## WRITTEN INSTRUCTION
Return every line of the records below verbatim, with no pictures in the copy.

BEGIN DATA SUPPLIED

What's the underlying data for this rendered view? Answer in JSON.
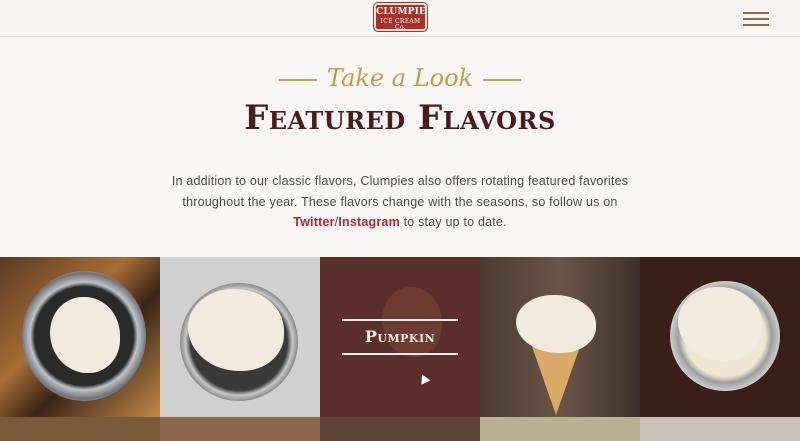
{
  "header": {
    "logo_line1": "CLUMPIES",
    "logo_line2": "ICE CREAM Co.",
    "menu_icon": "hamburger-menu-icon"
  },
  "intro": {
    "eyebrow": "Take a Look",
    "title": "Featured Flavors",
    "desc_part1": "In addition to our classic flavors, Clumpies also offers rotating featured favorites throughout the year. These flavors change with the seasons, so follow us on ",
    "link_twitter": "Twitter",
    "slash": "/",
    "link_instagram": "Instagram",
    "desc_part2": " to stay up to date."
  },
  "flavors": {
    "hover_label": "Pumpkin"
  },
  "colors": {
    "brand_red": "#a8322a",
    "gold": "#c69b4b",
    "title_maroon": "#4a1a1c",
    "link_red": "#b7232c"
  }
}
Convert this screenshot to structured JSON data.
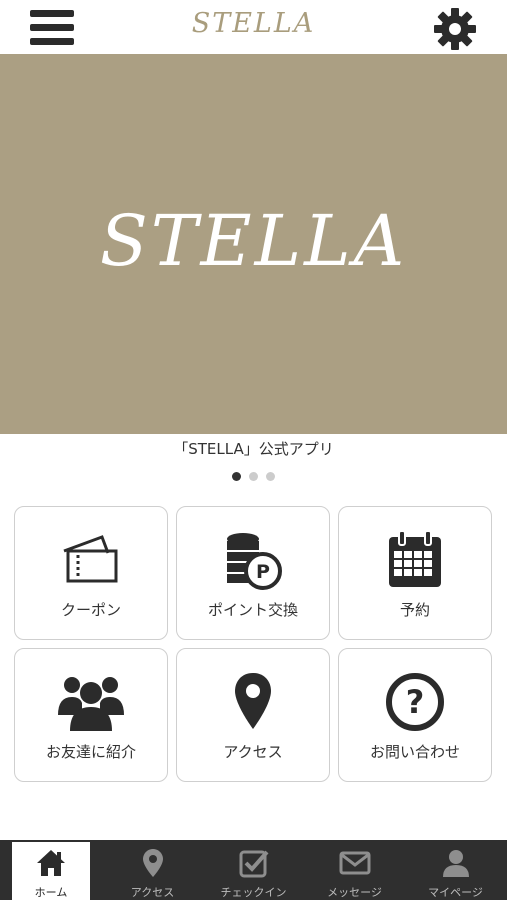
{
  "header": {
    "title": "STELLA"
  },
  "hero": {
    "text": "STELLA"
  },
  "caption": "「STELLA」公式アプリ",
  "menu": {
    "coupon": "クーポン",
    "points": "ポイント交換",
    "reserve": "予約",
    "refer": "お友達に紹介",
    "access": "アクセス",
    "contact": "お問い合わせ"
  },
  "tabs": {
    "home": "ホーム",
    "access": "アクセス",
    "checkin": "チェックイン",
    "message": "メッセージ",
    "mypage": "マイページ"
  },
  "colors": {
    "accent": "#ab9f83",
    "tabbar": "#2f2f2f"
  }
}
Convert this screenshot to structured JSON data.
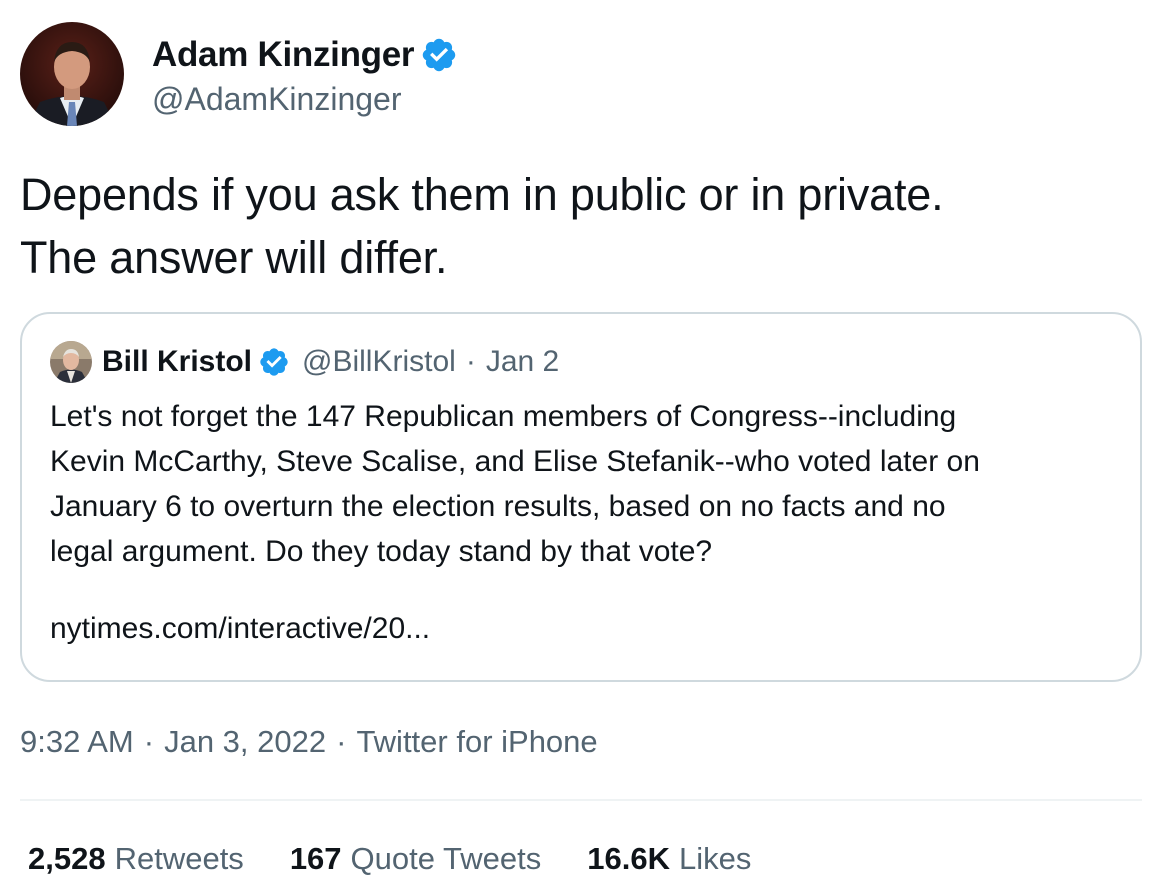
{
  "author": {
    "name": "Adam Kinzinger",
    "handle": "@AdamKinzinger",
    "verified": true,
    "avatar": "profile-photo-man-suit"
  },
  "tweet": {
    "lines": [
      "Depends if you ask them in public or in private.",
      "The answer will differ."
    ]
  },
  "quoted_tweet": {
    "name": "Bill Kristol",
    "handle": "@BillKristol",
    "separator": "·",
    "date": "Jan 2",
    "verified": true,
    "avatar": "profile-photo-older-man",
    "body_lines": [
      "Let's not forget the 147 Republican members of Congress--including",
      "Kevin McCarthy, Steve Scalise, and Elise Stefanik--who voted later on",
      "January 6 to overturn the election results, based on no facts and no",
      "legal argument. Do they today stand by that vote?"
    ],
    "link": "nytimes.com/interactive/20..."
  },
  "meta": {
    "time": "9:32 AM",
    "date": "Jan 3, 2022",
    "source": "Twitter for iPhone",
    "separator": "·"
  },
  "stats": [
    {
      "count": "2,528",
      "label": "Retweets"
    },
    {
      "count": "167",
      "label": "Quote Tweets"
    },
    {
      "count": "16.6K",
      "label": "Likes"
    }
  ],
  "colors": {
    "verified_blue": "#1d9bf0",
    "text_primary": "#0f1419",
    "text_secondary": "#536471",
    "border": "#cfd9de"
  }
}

END DATA SUPPLIED

## TASK OUTPUT
What's the underlying data for this rendered view? Answer in JSON.
{
  "header": {
    "logo_line1": "CLUMPIES",
    "logo_line2": "ICE CREAM Co.",
    "menu_icon": "hamburger-menu-icon"
  },
  "intro": {
    "eyebrow": "Take a Look",
    "title": "Featured Flavors",
    "desc_part1": "In addition to our classic flavors, Clumpies also offers rotating featured favorites throughout the year. These flavors change with the seasons, so follow us on ",
    "link_twitter": "Twitter",
    "slash": "/",
    "link_instagram": "Instagram",
    "desc_part2": " to stay up to date."
  },
  "flavors": {
    "hover_label": "Pumpkin"
  },
  "colors": {
    "brand_red": "#a8322a",
    "gold": "#c69b4b",
    "title_maroon": "#4a1a1c",
    "link_red": "#b7232c"
  }
}
Convert this screenshot to structured JSON data.
{
  "header": {
    "title": "STELLA"
  },
  "hero": {
    "text": "STELLA"
  },
  "caption": "「STELLA」公式アプリ",
  "menu": {
    "coupon": "クーポン",
    "points": "ポイント交換",
    "reserve": "予約",
    "refer": "お友達に紹介",
    "access": "アクセス",
    "contact": "お問い合わせ"
  },
  "tabs": {
    "home": "ホーム",
    "access": "アクセス",
    "checkin": "チェックイン",
    "message": "メッセージ",
    "mypage": "マイページ"
  },
  "colors": {
    "accent": "#ab9f83",
    "tabbar": "#2f2f2f"
  }
}
Convert this screenshot to structured JSON data.
{
  "author": {
    "name": "Adam Kinzinger",
    "handle": "@AdamKinzinger",
    "verified": true,
    "avatar": "profile-photo-man-suit"
  },
  "tweet": {
    "lines": [
      "Depends if you ask them in public or in private.",
      "The answer will differ."
    ]
  },
  "quoted_tweet": {
    "name": "Bill Kristol",
    "handle": "@BillKristol",
    "separator": "·",
    "date": "Jan 2",
    "verified": true,
    "avatar": "profile-photo-older-man",
    "body_lines": [
      "Let's not forget the 147 Republican members of Congress--including",
      "Kevin McCarthy, Steve Scalise, and Elise Stefanik--who voted later on",
      "January 6 to overturn the election results, based on no facts and no",
      "legal argument. Do they today stand by that vote?"
    ],
    "link": "nytimes.com/interactive/20..."
  },
  "meta": {
    "time": "9:32 AM",
    "date": "Jan 3, 2022",
    "source": "Twitter for iPhone",
    "separator": "·"
  },
  "stats": [
    {
      "count": "2,528",
      "label": "Retweets"
    },
    {
      "count": "167",
      "label": "Quote Tweets"
    },
    {
      "count": "16.6K",
      "label": "Likes"
    }
  ],
  "colors": {
    "verified_blue": "#1d9bf0",
    "text_primary": "#0f1419",
    "text_secondary": "#536471",
    "border": "#cfd9de"
  }
}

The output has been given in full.